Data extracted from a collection

####

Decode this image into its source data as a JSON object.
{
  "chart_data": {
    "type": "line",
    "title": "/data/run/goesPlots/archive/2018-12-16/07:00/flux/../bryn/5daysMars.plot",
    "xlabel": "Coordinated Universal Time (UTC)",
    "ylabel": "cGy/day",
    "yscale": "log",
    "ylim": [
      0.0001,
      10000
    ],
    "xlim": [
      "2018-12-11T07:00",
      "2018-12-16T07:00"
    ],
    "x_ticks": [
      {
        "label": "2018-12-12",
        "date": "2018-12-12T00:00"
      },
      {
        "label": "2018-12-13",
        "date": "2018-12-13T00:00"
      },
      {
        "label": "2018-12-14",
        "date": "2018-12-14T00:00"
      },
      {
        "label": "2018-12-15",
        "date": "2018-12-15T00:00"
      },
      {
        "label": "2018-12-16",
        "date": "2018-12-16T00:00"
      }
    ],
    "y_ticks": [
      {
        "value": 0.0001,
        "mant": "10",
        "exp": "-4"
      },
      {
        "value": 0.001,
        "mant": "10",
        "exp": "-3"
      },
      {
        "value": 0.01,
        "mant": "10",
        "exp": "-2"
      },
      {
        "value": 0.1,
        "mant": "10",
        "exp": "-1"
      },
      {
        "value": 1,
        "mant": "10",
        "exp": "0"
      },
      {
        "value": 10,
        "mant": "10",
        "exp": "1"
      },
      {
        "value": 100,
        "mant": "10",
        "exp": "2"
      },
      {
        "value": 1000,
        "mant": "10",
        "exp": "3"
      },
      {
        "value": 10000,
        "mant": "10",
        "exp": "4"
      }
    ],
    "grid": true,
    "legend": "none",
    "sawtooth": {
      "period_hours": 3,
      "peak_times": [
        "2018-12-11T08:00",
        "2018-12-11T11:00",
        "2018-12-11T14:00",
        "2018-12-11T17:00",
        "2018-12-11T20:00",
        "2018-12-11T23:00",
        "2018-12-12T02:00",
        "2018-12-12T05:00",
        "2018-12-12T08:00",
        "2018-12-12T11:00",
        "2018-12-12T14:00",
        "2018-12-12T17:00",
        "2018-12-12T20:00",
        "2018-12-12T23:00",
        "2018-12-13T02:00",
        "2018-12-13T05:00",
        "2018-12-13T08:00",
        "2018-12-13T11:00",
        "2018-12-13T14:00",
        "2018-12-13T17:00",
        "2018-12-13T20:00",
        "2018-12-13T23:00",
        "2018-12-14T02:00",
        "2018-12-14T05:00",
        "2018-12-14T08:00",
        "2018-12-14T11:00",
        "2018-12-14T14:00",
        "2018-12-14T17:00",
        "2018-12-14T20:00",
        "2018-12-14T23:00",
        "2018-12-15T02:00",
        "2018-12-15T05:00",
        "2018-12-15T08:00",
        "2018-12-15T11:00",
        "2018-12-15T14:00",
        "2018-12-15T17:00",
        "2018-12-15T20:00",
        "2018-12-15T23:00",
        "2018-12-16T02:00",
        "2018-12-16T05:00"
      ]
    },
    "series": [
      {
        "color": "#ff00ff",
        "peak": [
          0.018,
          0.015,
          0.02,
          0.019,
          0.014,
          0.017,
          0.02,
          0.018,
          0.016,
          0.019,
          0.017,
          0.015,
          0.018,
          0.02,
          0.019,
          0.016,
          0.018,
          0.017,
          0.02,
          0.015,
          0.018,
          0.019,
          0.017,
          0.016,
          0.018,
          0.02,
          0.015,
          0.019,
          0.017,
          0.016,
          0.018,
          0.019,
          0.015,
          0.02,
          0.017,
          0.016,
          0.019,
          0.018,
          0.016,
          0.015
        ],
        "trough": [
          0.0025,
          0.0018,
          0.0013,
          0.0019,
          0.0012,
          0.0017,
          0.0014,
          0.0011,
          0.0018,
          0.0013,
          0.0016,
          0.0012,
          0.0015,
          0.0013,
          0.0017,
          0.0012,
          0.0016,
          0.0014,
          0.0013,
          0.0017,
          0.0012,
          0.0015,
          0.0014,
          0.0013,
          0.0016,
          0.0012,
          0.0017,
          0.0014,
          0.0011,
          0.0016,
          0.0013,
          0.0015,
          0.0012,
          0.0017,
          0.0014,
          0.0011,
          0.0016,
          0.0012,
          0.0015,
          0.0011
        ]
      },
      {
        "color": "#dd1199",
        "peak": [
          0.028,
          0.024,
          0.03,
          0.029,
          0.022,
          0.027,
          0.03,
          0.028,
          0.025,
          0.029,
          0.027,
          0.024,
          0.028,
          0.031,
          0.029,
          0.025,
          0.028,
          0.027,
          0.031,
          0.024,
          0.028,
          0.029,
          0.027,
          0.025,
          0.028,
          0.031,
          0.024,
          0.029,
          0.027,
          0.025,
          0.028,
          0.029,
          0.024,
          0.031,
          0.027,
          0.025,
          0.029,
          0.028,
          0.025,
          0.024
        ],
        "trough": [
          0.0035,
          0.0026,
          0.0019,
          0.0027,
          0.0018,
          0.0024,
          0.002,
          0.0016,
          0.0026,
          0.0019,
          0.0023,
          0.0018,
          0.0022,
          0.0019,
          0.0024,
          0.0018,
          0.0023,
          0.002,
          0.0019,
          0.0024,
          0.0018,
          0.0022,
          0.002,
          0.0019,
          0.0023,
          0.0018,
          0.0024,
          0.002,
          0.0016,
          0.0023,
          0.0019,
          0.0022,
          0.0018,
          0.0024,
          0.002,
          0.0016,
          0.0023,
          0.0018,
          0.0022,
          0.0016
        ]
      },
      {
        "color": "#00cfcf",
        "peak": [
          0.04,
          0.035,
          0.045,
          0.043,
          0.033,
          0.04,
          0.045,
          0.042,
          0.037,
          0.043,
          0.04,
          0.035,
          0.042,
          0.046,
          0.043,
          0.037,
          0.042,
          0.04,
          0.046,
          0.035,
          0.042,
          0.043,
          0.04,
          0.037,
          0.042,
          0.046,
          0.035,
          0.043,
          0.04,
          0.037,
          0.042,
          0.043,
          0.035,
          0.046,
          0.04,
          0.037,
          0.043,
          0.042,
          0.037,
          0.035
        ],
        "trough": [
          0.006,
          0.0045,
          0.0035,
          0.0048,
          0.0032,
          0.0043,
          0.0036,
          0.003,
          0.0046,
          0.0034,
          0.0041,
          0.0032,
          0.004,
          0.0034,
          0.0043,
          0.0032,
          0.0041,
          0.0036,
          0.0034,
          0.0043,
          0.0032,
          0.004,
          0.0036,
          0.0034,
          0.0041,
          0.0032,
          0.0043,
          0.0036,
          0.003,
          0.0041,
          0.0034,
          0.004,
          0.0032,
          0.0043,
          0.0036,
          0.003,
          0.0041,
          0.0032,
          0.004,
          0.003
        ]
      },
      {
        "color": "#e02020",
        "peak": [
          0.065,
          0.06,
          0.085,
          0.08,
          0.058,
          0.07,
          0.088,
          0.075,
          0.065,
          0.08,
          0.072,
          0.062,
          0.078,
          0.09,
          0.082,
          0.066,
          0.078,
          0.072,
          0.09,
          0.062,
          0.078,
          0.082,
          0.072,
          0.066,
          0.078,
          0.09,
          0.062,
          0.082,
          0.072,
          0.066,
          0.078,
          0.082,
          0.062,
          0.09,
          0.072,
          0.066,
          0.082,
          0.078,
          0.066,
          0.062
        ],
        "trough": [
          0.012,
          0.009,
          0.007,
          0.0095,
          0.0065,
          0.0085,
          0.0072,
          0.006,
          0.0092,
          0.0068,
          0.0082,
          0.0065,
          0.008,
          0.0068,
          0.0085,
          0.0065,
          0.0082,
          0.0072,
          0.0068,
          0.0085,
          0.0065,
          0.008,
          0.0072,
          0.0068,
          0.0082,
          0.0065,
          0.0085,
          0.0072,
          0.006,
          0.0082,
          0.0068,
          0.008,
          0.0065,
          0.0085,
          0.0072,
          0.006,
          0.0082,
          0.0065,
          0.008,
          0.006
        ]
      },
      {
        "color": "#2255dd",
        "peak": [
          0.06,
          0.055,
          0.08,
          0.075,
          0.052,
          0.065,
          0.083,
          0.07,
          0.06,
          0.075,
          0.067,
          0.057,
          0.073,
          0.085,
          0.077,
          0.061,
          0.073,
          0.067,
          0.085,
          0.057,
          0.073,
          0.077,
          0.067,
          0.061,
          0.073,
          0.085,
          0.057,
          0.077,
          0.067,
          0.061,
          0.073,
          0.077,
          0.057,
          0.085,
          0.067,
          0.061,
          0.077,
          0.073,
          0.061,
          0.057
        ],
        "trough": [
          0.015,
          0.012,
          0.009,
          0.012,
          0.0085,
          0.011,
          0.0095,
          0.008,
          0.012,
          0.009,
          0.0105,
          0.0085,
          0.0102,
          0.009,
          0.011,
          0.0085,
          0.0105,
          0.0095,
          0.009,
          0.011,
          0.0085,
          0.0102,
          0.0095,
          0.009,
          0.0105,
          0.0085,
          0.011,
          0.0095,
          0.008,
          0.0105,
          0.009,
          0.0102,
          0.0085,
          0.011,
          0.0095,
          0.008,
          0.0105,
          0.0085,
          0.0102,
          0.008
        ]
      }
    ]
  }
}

####

### Exercise prompt
Filter the records for lines holding the string "date". Copy each one.

### Final answer
        "date": "2018-12-12T00:00"
        "date": "2018-12-13T00:00"
        "date": "2018-12-14T00:00"
        "date": "2018-12-15T00:00"
        "date": "2018-12-16T00:00"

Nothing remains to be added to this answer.